* START MATERIALS PROVIDED *

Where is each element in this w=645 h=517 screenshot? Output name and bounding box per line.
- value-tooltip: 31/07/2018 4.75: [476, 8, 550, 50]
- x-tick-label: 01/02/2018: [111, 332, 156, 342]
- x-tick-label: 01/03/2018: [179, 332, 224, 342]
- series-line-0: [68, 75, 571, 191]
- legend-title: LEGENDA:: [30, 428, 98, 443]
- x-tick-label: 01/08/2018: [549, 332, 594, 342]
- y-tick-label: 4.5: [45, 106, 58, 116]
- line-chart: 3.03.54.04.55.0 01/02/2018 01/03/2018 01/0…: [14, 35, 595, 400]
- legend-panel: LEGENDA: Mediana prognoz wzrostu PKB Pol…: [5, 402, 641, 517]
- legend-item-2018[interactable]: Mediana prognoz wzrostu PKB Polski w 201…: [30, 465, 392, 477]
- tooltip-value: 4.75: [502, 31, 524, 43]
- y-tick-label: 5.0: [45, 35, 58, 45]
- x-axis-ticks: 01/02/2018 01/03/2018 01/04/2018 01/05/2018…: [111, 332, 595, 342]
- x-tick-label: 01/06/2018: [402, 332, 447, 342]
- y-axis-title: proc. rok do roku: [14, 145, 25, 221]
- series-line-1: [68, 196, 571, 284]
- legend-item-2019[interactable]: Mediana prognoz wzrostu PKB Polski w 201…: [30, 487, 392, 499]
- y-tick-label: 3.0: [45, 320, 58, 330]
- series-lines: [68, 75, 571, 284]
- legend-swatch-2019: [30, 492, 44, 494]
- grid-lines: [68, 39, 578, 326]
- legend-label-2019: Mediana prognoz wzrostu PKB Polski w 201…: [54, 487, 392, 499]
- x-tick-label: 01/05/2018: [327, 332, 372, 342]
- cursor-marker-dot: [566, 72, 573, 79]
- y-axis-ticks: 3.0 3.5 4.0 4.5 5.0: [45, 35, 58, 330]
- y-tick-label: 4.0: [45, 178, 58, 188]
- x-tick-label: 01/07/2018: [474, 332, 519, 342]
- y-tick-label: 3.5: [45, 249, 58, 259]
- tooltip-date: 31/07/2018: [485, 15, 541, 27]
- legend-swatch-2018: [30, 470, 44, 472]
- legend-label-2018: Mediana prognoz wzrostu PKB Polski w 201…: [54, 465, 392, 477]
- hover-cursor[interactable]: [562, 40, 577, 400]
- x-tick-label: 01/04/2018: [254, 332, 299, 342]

* END MATERIALS PROVIDED *
* START MATERIALS PROVIDED *

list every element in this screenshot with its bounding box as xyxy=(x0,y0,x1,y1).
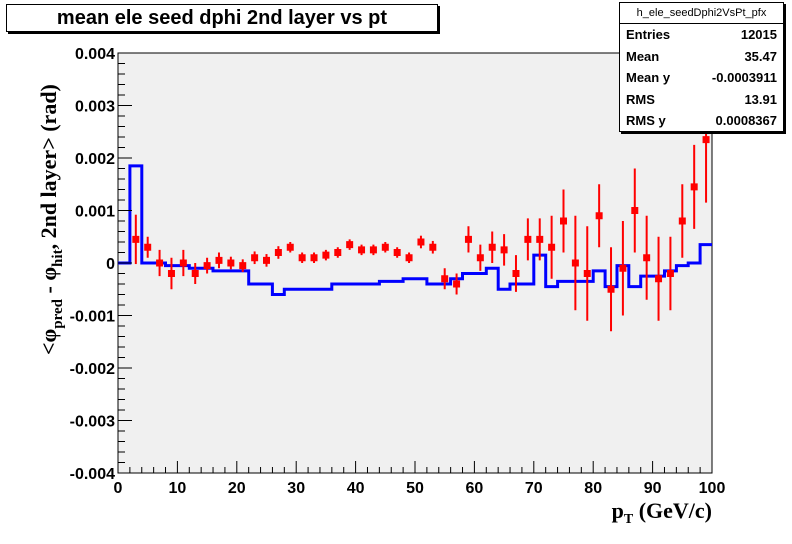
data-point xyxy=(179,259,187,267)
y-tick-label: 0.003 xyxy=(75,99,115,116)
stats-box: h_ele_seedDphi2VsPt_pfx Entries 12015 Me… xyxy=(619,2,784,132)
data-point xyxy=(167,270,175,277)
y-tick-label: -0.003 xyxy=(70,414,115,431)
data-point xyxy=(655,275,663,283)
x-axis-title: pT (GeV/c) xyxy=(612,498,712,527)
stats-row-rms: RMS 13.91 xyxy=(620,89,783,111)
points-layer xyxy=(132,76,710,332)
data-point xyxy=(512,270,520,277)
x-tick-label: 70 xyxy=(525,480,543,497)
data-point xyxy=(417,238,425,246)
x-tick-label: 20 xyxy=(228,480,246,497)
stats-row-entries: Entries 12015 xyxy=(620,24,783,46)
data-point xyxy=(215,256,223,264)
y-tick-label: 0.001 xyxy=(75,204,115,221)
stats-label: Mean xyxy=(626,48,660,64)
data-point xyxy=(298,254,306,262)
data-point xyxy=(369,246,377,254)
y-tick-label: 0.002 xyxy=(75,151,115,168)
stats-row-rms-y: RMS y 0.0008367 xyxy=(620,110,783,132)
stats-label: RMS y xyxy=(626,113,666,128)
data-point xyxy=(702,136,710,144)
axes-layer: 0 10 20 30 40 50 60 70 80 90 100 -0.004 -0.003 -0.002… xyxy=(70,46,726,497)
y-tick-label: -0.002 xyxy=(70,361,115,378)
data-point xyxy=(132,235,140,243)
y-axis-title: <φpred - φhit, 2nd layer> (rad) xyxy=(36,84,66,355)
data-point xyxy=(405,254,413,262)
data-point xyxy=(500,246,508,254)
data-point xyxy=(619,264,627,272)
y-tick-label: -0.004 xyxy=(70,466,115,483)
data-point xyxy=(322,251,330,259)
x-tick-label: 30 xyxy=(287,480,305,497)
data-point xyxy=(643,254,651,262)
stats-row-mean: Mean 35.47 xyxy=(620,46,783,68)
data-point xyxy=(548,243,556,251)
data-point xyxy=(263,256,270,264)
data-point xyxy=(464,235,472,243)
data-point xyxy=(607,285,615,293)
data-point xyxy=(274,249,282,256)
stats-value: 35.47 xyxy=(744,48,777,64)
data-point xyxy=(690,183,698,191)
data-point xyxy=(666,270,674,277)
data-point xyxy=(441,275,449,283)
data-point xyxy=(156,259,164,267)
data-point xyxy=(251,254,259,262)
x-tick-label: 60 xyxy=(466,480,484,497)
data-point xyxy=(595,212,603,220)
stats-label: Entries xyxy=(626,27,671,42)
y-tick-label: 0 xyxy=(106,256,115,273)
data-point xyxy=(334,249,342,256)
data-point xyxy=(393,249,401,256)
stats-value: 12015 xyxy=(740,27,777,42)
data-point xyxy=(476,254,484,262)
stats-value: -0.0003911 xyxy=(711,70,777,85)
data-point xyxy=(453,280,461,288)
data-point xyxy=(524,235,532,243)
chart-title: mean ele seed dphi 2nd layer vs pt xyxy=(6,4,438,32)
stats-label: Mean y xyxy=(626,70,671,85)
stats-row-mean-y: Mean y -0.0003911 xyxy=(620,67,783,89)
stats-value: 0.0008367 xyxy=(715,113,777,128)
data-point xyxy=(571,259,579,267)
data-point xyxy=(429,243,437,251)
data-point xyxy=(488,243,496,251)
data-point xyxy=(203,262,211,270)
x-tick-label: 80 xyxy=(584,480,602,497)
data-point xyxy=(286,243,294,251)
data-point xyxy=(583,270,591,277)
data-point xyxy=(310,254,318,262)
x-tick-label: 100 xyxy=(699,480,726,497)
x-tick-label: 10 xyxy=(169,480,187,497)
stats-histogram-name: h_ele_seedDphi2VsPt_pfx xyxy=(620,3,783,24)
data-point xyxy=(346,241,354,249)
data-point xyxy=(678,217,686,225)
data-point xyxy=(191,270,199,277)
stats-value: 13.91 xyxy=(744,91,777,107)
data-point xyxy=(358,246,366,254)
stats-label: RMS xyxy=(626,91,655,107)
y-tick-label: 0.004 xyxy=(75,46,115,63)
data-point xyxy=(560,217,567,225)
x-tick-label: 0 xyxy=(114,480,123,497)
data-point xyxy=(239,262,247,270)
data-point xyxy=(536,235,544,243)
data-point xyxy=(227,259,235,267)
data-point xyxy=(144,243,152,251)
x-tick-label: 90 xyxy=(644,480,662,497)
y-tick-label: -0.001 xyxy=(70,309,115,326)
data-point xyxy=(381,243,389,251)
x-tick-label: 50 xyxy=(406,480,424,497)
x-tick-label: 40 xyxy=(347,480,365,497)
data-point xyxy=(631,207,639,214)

* END MATERIALS PROVIDED *

> TASK GOAL
Extract the lines of the material above, starting with the line that contains "Where is each" and going on through the line that contains "- line-chart: 3.03.54.04.55.0", and repeat them without any change.

> SOLUTION TO THE PROBLEM
Where is each element in this w=645 h=517 screenshot? Output name and bounding box per line.
- value-tooltip: 31/07/2018 4.75: [476, 8, 550, 50]
- x-tick-label: 01/02/2018: [111, 332, 156, 342]
- x-tick-label: 01/03/2018: [179, 332, 224, 342]
- series-line-0: [68, 75, 571, 191]
- legend-title: LEGENDA:: [30, 428, 98, 443]
- x-tick-label: 01/08/2018: [549, 332, 594, 342]
- y-tick-label: 4.5: [45, 106, 58, 116]
- line-chart: 3.03.54.04.55.0 01/02/2018 01/03/2018 01/0…: [14, 35, 595, 400]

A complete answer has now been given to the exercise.